Data records:
━━━━━━━━━━━━━━━━━━━━━━━━━━━━━━

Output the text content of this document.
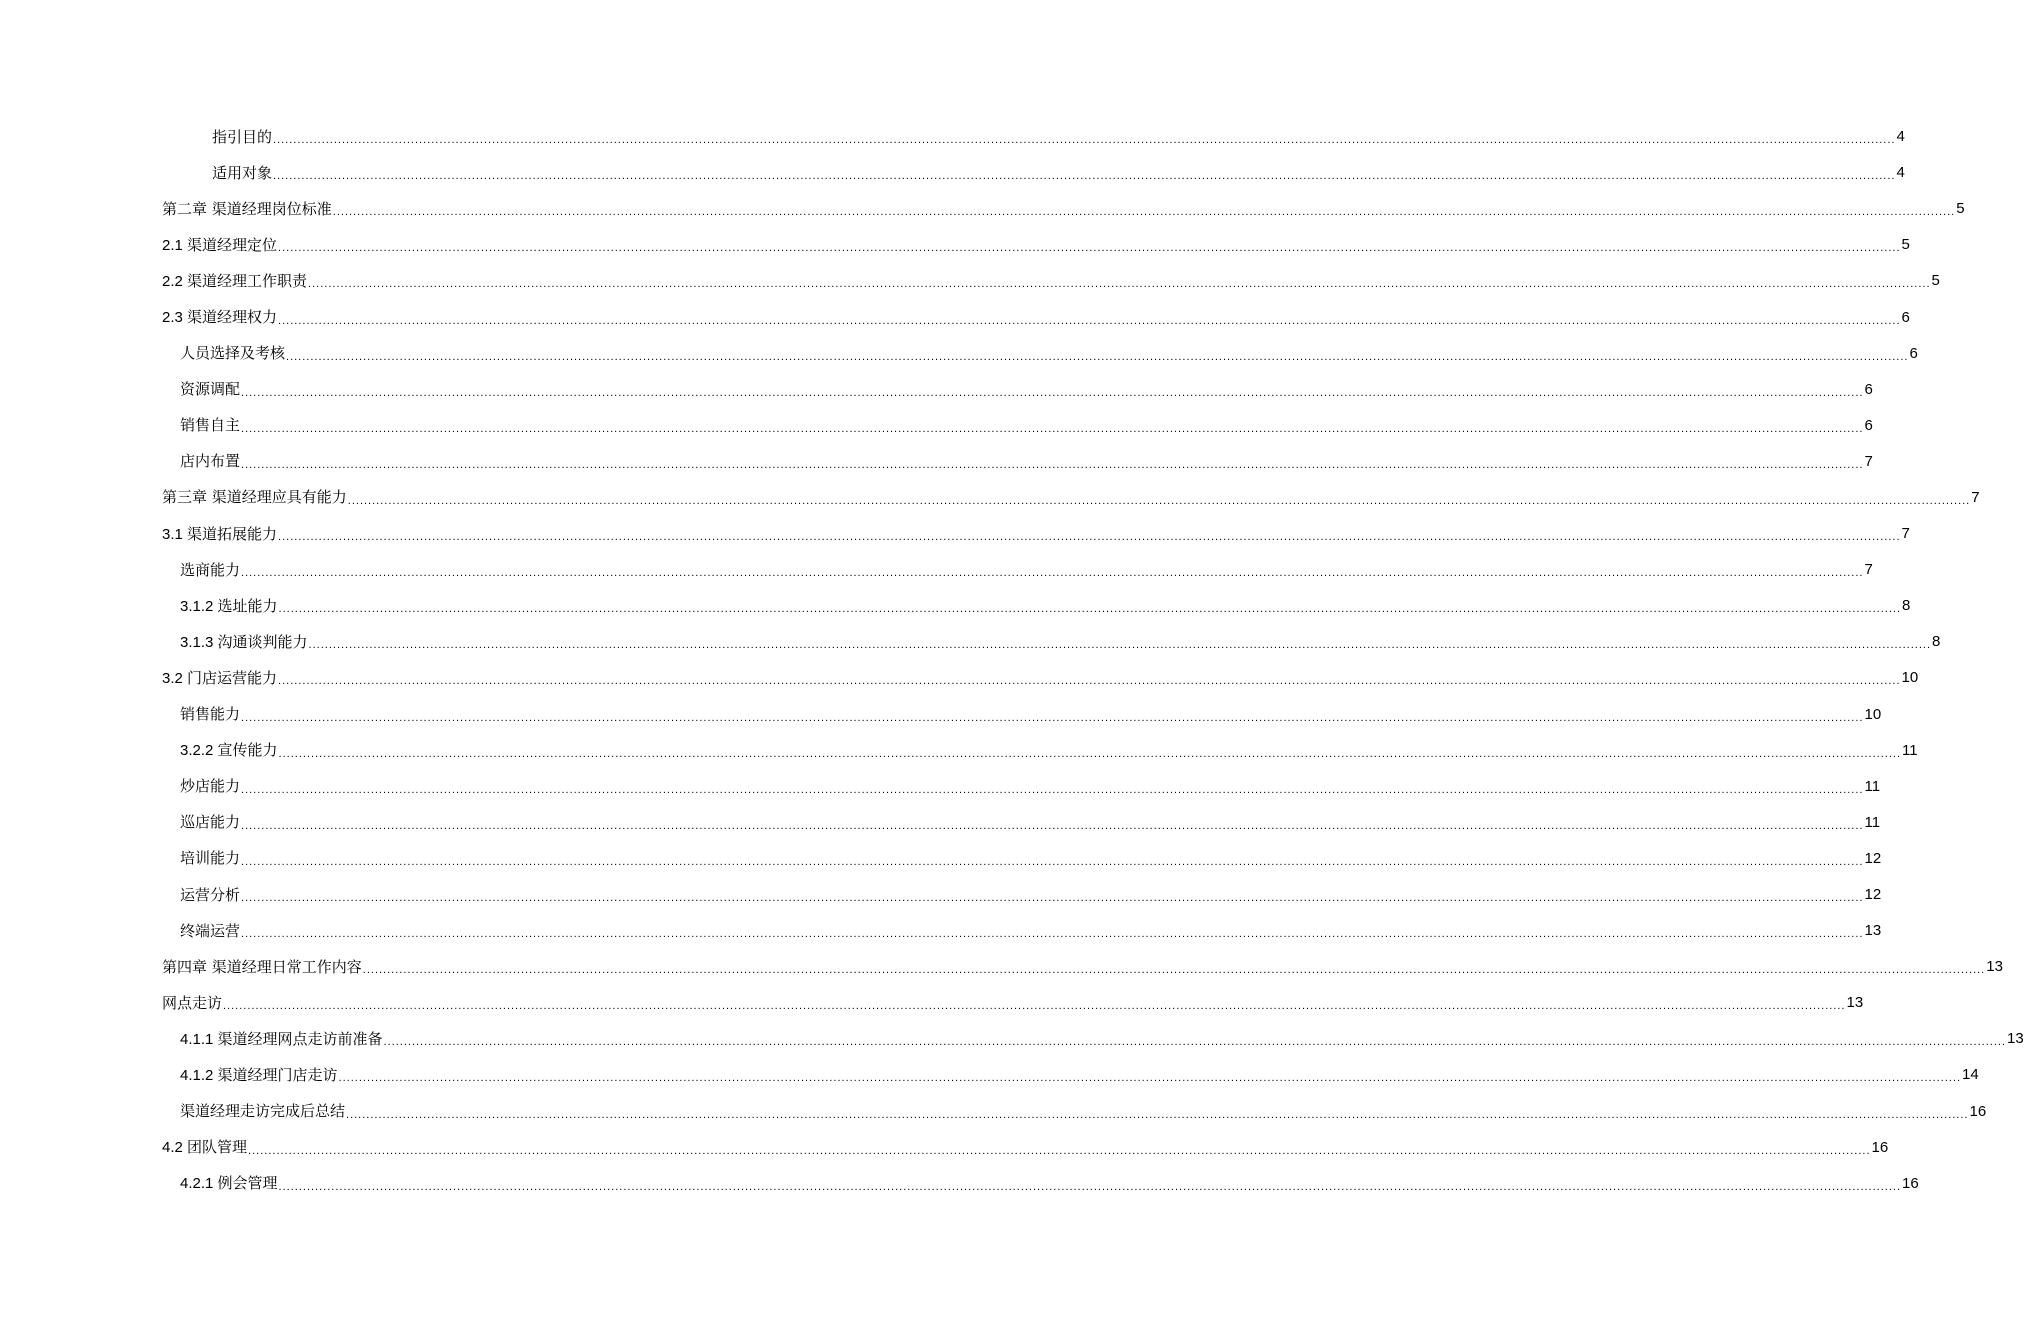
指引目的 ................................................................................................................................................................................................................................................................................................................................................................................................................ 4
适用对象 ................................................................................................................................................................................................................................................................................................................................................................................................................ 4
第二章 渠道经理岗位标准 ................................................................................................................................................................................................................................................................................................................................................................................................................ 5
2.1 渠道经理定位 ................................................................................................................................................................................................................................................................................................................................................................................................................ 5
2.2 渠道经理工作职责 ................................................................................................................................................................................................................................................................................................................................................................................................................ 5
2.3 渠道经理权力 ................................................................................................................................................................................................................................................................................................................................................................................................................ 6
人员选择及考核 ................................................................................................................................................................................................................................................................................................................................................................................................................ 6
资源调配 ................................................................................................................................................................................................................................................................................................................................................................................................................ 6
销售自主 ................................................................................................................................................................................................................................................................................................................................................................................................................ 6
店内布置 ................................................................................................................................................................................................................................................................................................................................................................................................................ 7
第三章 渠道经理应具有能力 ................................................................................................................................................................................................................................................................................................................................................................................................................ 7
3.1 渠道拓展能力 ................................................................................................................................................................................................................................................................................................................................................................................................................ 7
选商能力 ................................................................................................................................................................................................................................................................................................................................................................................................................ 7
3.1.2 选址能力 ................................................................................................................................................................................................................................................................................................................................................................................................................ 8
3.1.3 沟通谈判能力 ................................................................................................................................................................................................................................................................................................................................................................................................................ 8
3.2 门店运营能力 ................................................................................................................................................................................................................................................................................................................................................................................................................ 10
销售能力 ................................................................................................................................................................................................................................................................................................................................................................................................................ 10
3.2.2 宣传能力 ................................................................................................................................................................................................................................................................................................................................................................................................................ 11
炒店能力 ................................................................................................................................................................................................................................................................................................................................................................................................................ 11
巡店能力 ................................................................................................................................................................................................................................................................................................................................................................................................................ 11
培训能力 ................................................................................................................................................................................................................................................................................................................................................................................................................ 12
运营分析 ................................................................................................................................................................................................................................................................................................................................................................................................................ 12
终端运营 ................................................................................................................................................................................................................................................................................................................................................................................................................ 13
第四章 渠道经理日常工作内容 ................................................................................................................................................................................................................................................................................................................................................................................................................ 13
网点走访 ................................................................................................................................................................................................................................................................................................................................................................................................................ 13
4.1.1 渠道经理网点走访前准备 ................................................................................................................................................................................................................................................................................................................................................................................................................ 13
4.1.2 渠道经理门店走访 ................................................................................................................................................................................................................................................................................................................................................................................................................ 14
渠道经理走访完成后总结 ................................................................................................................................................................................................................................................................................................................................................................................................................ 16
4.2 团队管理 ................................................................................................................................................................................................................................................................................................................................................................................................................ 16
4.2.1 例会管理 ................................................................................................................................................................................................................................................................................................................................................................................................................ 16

━━━━━━━━━━━━━━━━━━━━━━━━━━━━━━

### WRITTEN INSTRUCTION
Your copy of the data above should match it exactly, except that pictures are left out.

### THE OUTPUT
Output the text content of this document.
指引目的 ................................................................................................................................................................................................................................................................................................................................................................................................................ 4
适用对象 ................................................................................................................................................................................................................................................................................................................................................................................................................ 4
第二章 渠道经理岗位标准 ................................................................................................................................................................................................................................................................................................................................................................................................................ 5
2.1 渠道经理定位 ................................................................................................................................................................................................................................................................................................................................................................................................................ 5
2.2 渠道经理工作职责 ................................................................................................................................................................................................................................................................................................................................................................................................................ 5
2.3 渠道经理权力 ................................................................................................................................................................................................................................................................................................................................................................................................................ 6
人员选择及考核 ................................................................................................................................................................................................................................................................................................................................................................................................................ 6
资源调配 ................................................................................................................................................................................................................................................................................................................................................................................................................ 6
销售自主 ................................................................................................................................................................................................................................................................................................................................................................................................................ 6
店内布置 ................................................................................................................................................................................................................................................................................................................................................................................................................ 7
第三章 渠道经理应具有能力 ................................................................................................................................................................................................................................................................................................................................................................................................................ 7
3.1 渠道拓展能力 ................................................................................................................................................................................................................................................................................................................................................................................................................ 7
选商能力 ................................................................................................................................................................................................................................................................................................................................................................................................................ 7
3.1.2 选址能力 ................................................................................................................................................................................................................................................................................................................................................................................................................ 8
3.1.3 沟通谈判能力 ................................................................................................................................................................................................................................................................................................................................................................................................................ 8
3.2 门店运营能力 ................................................................................................................................................................................................................................................................................................................................................................................................................ 10
销售能力 ................................................................................................................................................................................................................................................................................................................................................................................................................ 10
3.2.2 宣传能力 ................................................................................................................................................................................................................................................................................................................................................................................................................ 11
炒店能力 ................................................................................................................................................................................................................................................................................................................................................................................................................ 11
巡店能力 ................................................................................................................................................................................................................................................................................................................................................................................................................ 11
培训能力 ................................................................................................................................................................................................................................................................................................................................................................................................................ 12
运营分析 ................................................................................................................................................................................................................................................................................................................................................................................................................ 12
终端运营 ................................................................................................................................................................................................................................................................................................................................................................................................................ 13
第四章 渠道经理日常工作内容 ................................................................................................................................................................................................................................................................................................................................................................................................................ 13
网点走访 ................................................................................................................................................................................................................................................................................................................................................................................................................ 13
4.1.1 渠道经理网点走访前准备 ................................................................................................................................................................................................................................................................................................................................................................................................................ 13
4.1.2 渠道经理门店走访 ................................................................................................................................................................................................................................................................................................................................................................................................................ 14
渠道经理走访完成后总结 ................................................................................................................................................................................................................................................................................................................................................................................................................ 16
4.2 团队管理 ................................................................................................................................................................................................................................................................................................................................................................................................................ 16
4.2.1 例会管理 ................................................................................................................................................................................................................................................................................................................................................................................................................ 16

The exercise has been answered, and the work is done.